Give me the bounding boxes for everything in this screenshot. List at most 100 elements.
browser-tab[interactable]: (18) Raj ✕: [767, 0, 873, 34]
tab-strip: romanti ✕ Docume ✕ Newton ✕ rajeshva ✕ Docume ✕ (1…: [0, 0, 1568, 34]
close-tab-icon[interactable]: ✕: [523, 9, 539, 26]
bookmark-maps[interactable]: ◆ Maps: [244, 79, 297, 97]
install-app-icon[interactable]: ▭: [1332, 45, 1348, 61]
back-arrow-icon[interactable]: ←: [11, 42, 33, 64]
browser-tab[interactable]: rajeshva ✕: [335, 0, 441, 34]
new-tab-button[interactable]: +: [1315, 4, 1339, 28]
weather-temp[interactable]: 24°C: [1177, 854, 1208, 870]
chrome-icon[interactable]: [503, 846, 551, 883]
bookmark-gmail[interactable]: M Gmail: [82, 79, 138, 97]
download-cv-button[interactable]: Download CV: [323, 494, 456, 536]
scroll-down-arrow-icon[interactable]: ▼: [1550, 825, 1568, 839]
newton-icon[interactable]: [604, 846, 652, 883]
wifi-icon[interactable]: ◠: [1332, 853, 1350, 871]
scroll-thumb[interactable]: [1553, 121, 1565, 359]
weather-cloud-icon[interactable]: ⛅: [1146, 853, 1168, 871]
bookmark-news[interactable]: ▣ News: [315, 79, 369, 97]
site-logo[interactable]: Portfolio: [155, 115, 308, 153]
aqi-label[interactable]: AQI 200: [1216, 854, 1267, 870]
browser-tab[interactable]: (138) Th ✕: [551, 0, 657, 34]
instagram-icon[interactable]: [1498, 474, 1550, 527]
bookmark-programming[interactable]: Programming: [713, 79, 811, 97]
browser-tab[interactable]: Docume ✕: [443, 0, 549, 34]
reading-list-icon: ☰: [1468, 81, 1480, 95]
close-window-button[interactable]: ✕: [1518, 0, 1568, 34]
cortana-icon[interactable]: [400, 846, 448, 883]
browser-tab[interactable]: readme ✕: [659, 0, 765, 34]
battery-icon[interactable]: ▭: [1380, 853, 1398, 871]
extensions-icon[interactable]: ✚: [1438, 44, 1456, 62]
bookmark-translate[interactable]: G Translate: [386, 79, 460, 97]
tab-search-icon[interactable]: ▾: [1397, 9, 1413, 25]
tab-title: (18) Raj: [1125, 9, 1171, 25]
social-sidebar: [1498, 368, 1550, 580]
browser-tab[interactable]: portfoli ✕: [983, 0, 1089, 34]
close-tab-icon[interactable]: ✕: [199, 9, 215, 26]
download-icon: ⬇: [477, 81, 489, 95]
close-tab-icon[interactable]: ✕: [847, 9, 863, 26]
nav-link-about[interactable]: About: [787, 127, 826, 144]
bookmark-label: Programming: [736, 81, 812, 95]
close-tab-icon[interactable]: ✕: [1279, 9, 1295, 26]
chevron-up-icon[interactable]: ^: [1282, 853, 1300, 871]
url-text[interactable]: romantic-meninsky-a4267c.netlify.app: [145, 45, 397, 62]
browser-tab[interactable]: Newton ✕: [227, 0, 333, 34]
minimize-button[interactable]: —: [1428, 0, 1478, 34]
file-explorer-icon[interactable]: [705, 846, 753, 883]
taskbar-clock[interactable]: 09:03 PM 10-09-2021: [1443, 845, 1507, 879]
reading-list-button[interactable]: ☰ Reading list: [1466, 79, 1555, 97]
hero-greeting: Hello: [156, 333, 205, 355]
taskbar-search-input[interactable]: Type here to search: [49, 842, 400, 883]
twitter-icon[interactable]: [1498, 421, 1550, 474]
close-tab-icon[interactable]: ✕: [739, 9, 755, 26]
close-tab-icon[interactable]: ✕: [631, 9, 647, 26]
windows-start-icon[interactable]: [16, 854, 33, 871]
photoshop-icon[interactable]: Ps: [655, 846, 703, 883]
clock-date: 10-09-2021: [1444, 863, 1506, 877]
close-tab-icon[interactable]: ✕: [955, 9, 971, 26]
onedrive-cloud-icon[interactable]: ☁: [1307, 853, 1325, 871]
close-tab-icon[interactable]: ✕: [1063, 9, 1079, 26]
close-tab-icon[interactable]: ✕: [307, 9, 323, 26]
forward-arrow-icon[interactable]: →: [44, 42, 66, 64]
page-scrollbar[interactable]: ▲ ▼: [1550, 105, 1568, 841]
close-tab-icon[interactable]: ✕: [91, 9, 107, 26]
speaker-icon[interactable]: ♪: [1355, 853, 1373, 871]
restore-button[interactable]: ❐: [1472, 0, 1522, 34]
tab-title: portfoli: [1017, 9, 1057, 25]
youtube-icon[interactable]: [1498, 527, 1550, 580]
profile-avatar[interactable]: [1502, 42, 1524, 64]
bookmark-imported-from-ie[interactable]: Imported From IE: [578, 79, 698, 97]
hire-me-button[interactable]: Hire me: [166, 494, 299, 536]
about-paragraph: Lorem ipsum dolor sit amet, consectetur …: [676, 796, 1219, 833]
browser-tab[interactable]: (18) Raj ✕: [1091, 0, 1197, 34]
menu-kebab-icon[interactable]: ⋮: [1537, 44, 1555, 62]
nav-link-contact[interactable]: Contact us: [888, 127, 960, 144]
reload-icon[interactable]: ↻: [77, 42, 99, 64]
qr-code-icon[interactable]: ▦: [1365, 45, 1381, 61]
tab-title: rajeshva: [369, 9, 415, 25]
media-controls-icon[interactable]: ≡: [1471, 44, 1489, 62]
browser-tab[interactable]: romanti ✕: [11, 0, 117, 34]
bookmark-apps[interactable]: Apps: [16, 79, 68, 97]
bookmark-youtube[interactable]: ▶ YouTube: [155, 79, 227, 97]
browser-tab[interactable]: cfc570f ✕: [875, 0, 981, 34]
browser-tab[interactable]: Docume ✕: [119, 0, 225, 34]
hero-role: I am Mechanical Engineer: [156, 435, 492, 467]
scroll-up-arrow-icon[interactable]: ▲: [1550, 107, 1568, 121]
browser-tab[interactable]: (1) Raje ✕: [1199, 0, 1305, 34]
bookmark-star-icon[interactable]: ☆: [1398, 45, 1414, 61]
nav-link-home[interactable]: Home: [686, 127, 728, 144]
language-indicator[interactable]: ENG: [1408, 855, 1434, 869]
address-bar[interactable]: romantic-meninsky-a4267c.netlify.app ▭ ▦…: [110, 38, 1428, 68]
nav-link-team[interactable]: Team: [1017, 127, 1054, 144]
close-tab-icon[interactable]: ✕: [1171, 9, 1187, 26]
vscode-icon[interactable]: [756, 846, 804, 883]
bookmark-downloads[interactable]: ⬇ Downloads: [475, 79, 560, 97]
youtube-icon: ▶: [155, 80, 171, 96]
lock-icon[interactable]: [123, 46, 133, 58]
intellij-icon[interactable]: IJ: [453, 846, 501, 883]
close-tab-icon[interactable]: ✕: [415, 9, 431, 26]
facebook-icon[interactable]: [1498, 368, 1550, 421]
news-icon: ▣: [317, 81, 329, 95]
-----
» **EXERCISE DESCRIPTION**:
Copy out the whole listing above line for line, with no changes.

» **COMPLETED TASK**:
Give me the bounding boxes for everything in this screenshot. List at most 100 elements.
browser-tab[interactable]: (18) Raj ✕: [767, 0, 873, 34]
tab-strip: romanti ✕ Docume ✕ Newton ✕ rajeshva ✕ Docume ✕ (1…: [0, 0, 1568, 34]
close-tab-icon[interactable]: ✕: [523, 9, 539, 26]
bookmark-maps[interactable]: ◆ Maps: [244, 79, 297, 97]
install-app-icon[interactable]: ▭: [1332, 45, 1348, 61]
back-arrow-icon[interactable]: ←: [11, 42, 33, 64]
browser-tab[interactable]: rajeshva ✕: [335, 0, 441, 34]
new-tab-button[interactable]: +: [1315, 4, 1339, 28]
weather-temp[interactable]: 24°C: [1177, 854, 1208, 870]
chrome-icon[interactable]: [503, 846, 551, 883]
bookmark-gmail[interactable]: M Gmail: [82, 79, 138, 97]
download-cv-button[interactable]: Download CV: [323, 494, 456, 536]
scroll-down-arrow-icon[interactable]: ▼: [1550, 825, 1568, 839]
newton-icon[interactable]: [604, 846, 652, 883]
wifi-icon[interactable]: ◠: [1332, 853, 1350, 871]
scroll-thumb[interactable]: [1553, 121, 1565, 359]
weather-cloud-icon[interactable]: ⛅: [1146, 853, 1168, 871]
bookmark-news[interactable]: ▣ News: [315, 79, 369, 97]
site-logo[interactable]: Portfolio: [155, 115, 308, 153]
aqi-label[interactable]: AQI 200: [1216, 854, 1267, 870]
browser-tab[interactable]: (138) Th ✕: [551, 0, 657, 34]
instagram-icon[interactable]: [1498, 474, 1550, 527]
bookmark-programming[interactable]: Programming: [713, 79, 811, 97]
browser-tab[interactable]: Docume ✕: [443, 0, 549, 34]
reading-list-icon: ☰: [1468, 81, 1480, 95]
close-window-button[interactable]: ✕: [1518, 0, 1568, 34]
cortana-icon[interactable]: [400, 846, 448, 883]
browser-tab[interactable]: readme ✕: [659, 0, 765, 34]
battery-icon[interactable]: ▭: [1380, 853, 1398, 871]
extensions-icon[interactable]: ✚: [1438, 44, 1456, 62]
bookmark-translate[interactable]: G Translate: [386, 79, 460, 97]
tab-search-icon[interactable]: ▾: [1397, 9, 1413, 25]
tab-title: (18) Raj: [1125, 9, 1171, 25]
social-sidebar: [1498, 368, 1550, 580]
browser-tab[interactable]: portfoli ✕: [983, 0, 1089, 34]
close-tab-icon[interactable]: ✕: [199, 9, 215, 26]
download-icon: ⬇: [477, 81, 489, 95]
close-tab-icon[interactable]: ✕: [847, 9, 863, 26]
nav-link-about[interactable]: About: [787, 127, 826, 144]
bookmark-label: Programming: [736, 81, 812, 95]
close-tab-icon[interactable]: ✕: [1279, 9, 1295, 26]
chevron-up-icon[interactable]: ^: [1282, 853, 1300, 871]
url-text[interactable]: romantic-meninsky-a4267c.netlify.app: [145, 45, 397, 62]
browser-tab[interactable]: Newton ✕: [227, 0, 333, 34]
minimize-button[interactable]: —: [1428, 0, 1478, 34]
file-explorer-icon[interactable]: [705, 846, 753, 883]
taskbar-clock[interactable]: 09:03 PM 10-09-2021: [1443, 845, 1507, 879]
reading-list-button[interactable]: ☰ Reading list: [1466, 79, 1555, 97]
hero-greeting: Hello: [156, 333, 205, 355]
taskbar-search-input[interactable]: Type here to search: [49, 842, 400, 883]
twitter-icon[interactable]: [1498, 421, 1550, 474]
close-tab-icon[interactable]: ✕: [739, 9, 755, 26]
close-tab-icon[interactable]: ✕: [631, 9, 647, 26]
windows-start-icon[interactable]: [16, 854, 33, 871]
photoshop-icon[interactable]: Ps: [655, 846, 703, 883]
clock-date: 10-09-2021: [1444, 863, 1506, 877]
close-tab-icon[interactable]: ✕: [955, 9, 971, 26]
onedrive-cloud-icon[interactable]: ☁: [1307, 853, 1325, 871]
close-tab-icon[interactable]: ✕: [1063, 9, 1079, 26]
close-tab-icon[interactable]: ✕: [307, 9, 323, 26]
forward-arrow-icon[interactable]: →: [44, 42, 66, 64]
page-scrollbar[interactable]: ▲ ▼: [1550, 105, 1568, 841]
close-tab-icon[interactable]: ✕: [91, 9, 107, 26]
speaker-icon[interactable]: ♪: [1355, 853, 1373, 871]
restore-button[interactable]: ❐: [1472, 0, 1522, 34]
tab-title: portfoli: [1017, 9, 1057, 25]
youtube-icon[interactable]: [1498, 527, 1550, 580]
profile-avatar[interactable]: [1502, 42, 1524, 64]
bookmark-imported-from-ie[interactable]: Imported From IE: [578, 79, 698, 97]
hire-me-button[interactable]: Hire me: [166, 494, 299, 536]
about-paragraph: Lorem ipsum dolor sit amet, consectetur …: [676, 796, 1219, 833]
browser-tab[interactable]: (18) Raj ✕: [1091, 0, 1197, 34]
menu-kebab-icon[interactable]: ⋮: [1537, 44, 1555, 62]
nav-link-contact[interactable]: Contact us: [888, 127, 960, 144]
reload-icon[interactable]: ↻: [77, 42, 99, 64]
qr-code-icon[interactable]: ▦: [1365, 45, 1381, 61]
tab-title: rajeshva: [369, 9, 415, 25]
media-controls-icon[interactable]: ≡: [1471, 44, 1489, 62]
browser-tab[interactable]: romanti ✕: [11, 0, 117, 34]
bookmark-apps[interactable]: Apps: [16, 79, 68, 97]
bookmark-youtube[interactable]: ▶ YouTube: [155, 79, 227, 97]
browser-tab[interactable]: cfc570f ✕: [875, 0, 981, 34]
browser-tab[interactable]: Docume ✕: [119, 0, 225, 34]
hero-role: I am Mechanical Engineer: [156, 435, 492, 467]
scroll-up-arrow-icon[interactable]: ▲: [1550, 107, 1568, 121]
browser-tab[interactable]: (1) Raje ✕: [1199, 0, 1305, 34]
bookmark-star-icon[interactable]: ☆: [1398, 45, 1414, 61]
nav-link-home[interactable]: Home: [686, 127, 728, 144]
language-indicator[interactable]: ENG: [1408, 855, 1434, 869]
address-bar[interactable]: romantic-meninsky-a4267c.netlify.app ▭ ▦…: [110, 38, 1428, 68]
nav-link-team[interactable]: Team: [1017, 127, 1054, 144]
close-tab-icon[interactable]: ✕: [1171, 9, 1187, 26]
vscode-icon[interactable]: [756, 846, 804, 883]
bookmark-downloads[interactable]: ⬇ Downloads: [475, 79, 560, 97]
youtube-icon: ▶: [155, 80, 171, 96]
lock-icon[interactable]: [123, 46, 133, 58]
intellij-icon[interactable]: IJ: [453, 846, 501, 883]
close-tab-icon[interactable]: ✕: [415, 9, 431, 26]
facebook-icon[interactable]: [1498, 368, 1550, 421]
news-icon: ▣: [317, 81, 329, 95]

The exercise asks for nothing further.